Entries supplied:

============

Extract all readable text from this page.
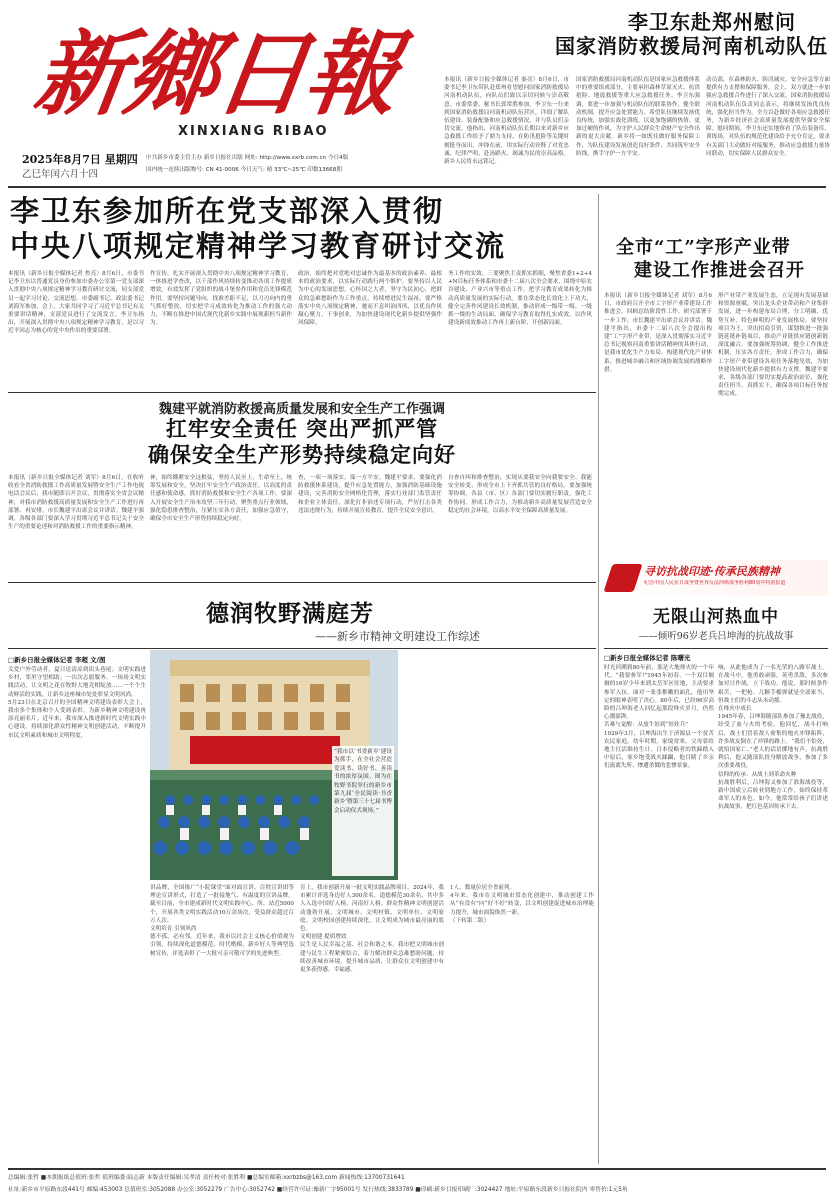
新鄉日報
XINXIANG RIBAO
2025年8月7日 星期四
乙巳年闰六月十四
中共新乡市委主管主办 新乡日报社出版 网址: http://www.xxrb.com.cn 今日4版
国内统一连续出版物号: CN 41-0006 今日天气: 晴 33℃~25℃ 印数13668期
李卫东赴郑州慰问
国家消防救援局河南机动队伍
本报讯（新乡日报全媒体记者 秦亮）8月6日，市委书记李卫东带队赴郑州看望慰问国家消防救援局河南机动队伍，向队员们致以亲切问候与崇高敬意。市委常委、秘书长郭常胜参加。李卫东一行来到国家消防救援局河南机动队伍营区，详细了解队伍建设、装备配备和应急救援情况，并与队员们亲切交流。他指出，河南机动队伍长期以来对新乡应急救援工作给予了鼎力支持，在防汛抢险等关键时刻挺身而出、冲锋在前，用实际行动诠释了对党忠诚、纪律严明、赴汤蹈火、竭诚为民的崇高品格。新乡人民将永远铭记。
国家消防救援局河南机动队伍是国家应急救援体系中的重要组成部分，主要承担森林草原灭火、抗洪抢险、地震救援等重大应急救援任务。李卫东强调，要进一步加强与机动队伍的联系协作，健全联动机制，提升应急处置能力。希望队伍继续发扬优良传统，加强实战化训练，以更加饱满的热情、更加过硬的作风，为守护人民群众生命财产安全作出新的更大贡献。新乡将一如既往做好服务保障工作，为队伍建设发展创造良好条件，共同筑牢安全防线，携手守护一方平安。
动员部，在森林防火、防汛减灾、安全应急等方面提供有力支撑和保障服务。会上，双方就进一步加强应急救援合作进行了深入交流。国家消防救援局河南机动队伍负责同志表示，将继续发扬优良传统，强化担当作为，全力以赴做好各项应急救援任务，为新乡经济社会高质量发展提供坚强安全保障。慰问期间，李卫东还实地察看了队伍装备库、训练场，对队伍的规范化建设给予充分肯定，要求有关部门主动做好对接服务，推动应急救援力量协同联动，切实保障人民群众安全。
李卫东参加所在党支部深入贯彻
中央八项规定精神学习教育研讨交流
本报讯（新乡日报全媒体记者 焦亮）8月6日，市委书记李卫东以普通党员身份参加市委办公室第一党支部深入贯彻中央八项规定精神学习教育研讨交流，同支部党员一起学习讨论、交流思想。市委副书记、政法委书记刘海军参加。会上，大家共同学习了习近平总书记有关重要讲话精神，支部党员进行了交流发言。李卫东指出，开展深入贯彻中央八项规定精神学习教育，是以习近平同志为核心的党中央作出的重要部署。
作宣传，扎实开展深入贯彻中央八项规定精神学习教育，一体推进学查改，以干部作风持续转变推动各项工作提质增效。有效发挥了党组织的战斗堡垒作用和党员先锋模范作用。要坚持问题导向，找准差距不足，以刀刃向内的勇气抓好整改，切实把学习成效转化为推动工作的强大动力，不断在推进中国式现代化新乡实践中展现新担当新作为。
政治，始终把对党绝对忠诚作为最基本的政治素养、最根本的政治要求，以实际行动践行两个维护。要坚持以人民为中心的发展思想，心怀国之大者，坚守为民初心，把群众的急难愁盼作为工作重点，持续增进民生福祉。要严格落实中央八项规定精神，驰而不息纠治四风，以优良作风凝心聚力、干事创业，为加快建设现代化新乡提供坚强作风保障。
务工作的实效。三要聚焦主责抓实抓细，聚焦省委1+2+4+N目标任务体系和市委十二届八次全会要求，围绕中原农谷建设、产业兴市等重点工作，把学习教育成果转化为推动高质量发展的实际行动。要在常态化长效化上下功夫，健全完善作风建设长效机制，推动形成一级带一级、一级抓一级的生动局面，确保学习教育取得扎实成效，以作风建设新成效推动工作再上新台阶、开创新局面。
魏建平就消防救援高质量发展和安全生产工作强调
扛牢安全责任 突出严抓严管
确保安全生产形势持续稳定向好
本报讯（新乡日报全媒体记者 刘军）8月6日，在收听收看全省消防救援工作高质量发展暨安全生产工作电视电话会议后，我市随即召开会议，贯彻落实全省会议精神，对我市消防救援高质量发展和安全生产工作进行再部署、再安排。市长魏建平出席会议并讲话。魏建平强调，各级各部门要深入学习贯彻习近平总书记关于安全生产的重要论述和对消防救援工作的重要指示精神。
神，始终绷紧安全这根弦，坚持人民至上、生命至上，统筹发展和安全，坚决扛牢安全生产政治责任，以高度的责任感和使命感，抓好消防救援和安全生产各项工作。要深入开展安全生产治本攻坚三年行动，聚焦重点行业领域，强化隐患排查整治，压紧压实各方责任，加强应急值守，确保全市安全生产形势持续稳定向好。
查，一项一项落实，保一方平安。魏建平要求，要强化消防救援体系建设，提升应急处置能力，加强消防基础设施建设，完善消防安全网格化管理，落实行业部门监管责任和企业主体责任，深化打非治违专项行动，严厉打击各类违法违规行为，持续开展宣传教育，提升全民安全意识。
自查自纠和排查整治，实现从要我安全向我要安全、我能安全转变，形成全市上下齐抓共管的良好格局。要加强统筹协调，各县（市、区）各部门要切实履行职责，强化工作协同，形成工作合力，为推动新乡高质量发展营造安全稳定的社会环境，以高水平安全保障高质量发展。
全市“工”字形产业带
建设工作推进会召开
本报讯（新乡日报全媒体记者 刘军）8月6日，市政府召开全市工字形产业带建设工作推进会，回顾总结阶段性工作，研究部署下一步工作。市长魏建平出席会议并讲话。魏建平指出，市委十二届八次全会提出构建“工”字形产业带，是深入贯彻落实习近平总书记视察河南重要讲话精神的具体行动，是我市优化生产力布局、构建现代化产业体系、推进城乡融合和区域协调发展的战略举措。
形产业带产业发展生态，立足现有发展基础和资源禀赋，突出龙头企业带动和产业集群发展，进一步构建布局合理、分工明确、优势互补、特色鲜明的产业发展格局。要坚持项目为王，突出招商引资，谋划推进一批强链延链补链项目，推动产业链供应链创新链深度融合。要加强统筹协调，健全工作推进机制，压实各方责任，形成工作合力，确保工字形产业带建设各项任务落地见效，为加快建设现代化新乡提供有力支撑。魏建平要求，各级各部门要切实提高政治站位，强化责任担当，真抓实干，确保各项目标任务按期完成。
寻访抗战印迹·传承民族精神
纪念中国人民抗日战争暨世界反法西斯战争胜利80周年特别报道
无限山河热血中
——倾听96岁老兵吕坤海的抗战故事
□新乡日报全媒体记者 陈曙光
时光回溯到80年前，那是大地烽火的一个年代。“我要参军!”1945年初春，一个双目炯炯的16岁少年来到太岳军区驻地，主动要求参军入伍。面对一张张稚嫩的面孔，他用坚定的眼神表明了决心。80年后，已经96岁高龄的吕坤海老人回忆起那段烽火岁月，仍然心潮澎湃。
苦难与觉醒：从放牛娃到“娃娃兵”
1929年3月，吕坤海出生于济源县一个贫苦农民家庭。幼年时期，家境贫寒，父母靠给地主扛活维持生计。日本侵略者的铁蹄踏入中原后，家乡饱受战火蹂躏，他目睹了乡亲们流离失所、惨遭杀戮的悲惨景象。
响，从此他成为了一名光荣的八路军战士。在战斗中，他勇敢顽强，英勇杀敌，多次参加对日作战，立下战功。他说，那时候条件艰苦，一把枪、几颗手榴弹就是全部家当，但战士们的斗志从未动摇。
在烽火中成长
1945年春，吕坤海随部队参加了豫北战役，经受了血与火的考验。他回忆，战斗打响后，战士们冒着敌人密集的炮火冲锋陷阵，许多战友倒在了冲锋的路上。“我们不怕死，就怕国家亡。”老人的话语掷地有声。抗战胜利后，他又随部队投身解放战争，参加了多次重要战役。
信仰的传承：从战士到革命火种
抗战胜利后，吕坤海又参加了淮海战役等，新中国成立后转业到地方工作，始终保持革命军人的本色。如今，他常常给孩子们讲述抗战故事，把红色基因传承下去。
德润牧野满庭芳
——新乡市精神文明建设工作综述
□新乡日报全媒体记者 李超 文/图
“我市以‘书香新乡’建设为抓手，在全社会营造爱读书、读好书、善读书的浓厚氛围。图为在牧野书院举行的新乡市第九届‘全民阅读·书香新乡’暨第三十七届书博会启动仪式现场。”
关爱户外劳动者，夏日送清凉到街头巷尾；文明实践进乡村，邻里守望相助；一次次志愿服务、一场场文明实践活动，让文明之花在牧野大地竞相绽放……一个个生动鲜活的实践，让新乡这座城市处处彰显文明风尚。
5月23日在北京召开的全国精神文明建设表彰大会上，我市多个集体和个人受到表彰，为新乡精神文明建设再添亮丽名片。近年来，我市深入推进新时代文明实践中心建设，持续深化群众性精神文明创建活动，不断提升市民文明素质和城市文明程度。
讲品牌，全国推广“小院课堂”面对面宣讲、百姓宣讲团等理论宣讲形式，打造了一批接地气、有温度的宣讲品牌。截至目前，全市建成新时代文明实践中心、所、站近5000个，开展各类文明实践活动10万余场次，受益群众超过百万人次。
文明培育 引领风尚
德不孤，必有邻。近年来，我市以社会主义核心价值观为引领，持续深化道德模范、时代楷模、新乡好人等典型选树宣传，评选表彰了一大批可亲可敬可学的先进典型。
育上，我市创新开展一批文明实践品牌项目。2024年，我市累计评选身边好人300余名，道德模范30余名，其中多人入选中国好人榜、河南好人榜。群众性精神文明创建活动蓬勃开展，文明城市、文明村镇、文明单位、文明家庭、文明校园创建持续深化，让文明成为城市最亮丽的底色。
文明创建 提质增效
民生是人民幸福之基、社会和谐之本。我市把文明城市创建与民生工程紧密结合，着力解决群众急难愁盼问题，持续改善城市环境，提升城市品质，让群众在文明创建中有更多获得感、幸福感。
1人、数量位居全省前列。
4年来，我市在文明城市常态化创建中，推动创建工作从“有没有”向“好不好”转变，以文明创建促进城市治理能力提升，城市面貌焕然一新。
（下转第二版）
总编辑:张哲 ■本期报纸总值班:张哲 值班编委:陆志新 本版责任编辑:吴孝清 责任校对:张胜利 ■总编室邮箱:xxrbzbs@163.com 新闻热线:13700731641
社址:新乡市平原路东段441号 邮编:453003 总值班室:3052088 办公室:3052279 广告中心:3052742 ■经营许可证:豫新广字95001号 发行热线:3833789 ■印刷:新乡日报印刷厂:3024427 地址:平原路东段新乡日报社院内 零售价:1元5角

============

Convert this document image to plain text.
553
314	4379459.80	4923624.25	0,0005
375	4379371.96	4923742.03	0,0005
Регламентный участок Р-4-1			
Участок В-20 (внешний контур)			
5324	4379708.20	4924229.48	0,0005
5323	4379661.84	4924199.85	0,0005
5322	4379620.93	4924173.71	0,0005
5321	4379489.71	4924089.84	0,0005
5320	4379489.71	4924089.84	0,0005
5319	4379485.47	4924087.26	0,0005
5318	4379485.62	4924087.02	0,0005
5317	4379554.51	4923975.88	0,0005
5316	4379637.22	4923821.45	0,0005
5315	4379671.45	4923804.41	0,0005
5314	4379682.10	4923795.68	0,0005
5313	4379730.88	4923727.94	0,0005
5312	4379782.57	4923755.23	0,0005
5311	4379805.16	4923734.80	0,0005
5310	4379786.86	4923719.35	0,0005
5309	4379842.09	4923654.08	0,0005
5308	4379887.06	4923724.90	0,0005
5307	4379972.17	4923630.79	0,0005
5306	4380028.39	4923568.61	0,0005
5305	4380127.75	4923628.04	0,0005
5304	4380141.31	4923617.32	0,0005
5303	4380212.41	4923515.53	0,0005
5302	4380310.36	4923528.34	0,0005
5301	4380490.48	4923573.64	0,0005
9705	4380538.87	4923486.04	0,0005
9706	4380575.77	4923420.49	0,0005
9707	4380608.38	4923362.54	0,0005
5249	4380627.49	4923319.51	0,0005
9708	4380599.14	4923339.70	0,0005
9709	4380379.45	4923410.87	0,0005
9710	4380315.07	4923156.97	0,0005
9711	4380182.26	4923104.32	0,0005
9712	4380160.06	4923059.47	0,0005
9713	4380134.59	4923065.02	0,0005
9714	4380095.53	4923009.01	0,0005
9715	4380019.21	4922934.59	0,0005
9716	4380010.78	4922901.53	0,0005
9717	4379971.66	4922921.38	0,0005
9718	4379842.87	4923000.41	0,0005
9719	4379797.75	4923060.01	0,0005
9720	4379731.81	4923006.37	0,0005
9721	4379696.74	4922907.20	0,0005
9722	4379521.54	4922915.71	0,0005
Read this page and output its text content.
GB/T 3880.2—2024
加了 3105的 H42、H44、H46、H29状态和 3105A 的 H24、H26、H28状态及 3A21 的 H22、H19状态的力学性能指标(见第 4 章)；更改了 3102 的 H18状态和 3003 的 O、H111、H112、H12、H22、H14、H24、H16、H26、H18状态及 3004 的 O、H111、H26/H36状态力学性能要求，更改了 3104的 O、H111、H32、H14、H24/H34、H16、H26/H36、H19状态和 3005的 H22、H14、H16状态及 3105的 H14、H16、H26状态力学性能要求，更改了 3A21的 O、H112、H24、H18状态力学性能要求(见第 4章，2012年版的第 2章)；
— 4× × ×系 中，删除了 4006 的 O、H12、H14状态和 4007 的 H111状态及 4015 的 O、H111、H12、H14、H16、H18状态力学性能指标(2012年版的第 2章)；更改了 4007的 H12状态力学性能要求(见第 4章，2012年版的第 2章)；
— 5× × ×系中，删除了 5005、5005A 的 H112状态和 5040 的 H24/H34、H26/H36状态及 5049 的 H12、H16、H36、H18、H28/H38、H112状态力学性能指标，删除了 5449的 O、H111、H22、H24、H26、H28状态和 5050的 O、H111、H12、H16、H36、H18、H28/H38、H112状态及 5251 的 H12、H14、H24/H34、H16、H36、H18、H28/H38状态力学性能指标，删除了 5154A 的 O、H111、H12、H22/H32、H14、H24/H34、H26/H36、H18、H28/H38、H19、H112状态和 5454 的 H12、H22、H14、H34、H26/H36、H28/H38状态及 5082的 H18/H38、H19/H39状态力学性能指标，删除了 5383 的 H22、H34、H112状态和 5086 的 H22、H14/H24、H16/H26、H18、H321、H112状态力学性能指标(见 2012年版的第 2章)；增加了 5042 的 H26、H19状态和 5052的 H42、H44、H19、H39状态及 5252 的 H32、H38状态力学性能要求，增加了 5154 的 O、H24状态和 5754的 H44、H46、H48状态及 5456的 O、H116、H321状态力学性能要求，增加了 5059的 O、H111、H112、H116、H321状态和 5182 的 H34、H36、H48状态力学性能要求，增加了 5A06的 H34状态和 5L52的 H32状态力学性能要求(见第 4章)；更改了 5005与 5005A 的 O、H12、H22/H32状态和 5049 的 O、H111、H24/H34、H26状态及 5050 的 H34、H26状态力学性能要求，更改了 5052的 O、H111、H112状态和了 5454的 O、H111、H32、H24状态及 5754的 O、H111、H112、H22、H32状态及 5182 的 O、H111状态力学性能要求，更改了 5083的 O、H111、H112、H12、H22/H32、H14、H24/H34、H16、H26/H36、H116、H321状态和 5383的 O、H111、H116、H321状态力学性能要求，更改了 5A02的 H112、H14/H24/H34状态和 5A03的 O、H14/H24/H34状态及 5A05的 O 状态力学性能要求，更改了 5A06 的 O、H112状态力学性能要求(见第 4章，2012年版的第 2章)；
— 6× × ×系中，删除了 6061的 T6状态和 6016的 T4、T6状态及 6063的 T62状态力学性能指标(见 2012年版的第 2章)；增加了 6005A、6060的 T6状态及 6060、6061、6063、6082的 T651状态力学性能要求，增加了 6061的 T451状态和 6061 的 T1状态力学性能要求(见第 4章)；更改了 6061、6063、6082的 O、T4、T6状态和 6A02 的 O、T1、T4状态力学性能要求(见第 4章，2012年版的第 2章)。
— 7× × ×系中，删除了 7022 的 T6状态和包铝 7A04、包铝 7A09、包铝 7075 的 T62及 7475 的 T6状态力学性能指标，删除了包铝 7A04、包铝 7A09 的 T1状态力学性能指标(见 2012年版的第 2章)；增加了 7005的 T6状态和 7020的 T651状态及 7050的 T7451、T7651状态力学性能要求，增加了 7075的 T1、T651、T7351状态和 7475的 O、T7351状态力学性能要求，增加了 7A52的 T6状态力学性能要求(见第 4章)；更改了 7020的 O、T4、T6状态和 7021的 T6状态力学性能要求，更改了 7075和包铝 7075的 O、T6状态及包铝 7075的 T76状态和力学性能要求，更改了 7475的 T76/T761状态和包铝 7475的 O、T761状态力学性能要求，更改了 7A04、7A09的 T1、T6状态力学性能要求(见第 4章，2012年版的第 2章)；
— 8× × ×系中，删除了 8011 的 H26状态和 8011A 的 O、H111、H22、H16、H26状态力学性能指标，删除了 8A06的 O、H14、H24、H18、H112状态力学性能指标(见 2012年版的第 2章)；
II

============

Work instructions:
Show all lines from the data above in which the word "抗战胜利后" appears.

Completed exercise:
1945年春，吕坤海随部队参加了豫北战役，经受了血与火的考验。他回忆，战斗打响后，战士们冒着敌人密集的炮火冲锋陷阵，许多战友倒在了冲锋的路上。“我们不怕死，就怕国家亡。”老人的话语掷地有声。抗战胜利后，他又随部队投身解放战争，参加了多次重要战役。
抗战胜利后，吕坤海又参加了淮海战役等，新中国成立后转业到地方工作，始终保持革命军人的本色。如今，他常常给孩子们讲述抗战故事，把红色基因传承下去。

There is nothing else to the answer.